For every line in the data below that contains "text", copy the line.

─── Task data

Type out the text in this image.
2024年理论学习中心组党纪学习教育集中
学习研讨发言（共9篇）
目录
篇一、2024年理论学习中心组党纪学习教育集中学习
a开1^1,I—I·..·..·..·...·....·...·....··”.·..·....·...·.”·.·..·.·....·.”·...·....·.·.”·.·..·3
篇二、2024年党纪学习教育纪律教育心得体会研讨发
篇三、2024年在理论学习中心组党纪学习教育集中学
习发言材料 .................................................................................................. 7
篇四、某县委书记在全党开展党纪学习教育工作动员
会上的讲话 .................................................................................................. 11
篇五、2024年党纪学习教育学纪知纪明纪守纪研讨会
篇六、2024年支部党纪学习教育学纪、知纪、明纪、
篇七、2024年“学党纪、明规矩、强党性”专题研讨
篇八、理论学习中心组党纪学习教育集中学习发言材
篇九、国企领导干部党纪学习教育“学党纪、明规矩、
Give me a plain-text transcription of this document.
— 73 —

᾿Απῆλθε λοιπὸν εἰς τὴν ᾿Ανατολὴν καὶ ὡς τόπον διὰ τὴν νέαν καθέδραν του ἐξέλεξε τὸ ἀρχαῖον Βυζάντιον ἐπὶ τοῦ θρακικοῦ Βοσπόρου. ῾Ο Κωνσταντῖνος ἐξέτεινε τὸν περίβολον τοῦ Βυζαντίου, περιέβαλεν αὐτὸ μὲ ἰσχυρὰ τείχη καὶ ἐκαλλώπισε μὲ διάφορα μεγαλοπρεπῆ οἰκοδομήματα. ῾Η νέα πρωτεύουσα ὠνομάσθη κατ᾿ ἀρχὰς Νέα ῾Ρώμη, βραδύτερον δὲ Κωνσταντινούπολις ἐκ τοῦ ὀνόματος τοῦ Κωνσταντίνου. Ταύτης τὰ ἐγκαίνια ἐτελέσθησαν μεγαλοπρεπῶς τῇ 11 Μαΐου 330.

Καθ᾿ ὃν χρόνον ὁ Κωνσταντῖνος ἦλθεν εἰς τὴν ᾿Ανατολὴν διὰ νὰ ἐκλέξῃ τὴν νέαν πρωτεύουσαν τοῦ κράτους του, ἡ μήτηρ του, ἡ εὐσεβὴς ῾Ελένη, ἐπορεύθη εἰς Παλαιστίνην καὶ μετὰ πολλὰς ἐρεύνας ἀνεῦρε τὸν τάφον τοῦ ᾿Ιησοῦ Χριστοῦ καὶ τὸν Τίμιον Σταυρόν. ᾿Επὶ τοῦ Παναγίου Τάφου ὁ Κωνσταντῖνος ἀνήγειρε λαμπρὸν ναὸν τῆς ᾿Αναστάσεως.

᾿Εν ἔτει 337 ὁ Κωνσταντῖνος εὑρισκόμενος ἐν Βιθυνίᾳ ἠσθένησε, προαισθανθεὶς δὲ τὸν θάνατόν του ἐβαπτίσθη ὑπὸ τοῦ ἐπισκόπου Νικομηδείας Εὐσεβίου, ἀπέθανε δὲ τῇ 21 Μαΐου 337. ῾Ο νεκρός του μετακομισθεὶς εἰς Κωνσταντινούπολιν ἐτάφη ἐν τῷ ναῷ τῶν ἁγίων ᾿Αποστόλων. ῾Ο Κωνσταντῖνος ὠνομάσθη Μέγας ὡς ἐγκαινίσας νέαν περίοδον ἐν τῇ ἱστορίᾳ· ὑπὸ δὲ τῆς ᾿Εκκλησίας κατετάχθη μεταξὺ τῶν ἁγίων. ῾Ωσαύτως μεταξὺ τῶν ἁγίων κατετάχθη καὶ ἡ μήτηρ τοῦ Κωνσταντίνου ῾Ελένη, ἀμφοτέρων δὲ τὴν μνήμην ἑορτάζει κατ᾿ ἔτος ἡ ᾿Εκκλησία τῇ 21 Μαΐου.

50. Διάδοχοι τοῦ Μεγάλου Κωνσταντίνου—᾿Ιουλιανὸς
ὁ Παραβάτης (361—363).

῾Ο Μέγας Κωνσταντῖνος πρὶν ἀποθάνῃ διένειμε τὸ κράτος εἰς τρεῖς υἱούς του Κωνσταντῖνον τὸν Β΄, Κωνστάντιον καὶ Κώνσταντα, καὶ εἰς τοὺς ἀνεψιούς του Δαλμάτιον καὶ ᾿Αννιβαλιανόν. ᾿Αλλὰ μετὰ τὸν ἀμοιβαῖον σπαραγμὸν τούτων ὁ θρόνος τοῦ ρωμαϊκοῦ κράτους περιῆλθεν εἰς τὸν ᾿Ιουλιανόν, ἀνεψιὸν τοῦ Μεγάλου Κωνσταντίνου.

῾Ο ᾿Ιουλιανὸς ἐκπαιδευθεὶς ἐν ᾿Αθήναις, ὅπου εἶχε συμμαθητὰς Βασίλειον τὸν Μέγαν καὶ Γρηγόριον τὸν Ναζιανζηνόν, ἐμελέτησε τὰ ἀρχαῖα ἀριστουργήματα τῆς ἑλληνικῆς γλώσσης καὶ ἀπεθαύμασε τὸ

──────

Solution for this task:
Type out the text in this image.
Give me a plain-text transcription of this document.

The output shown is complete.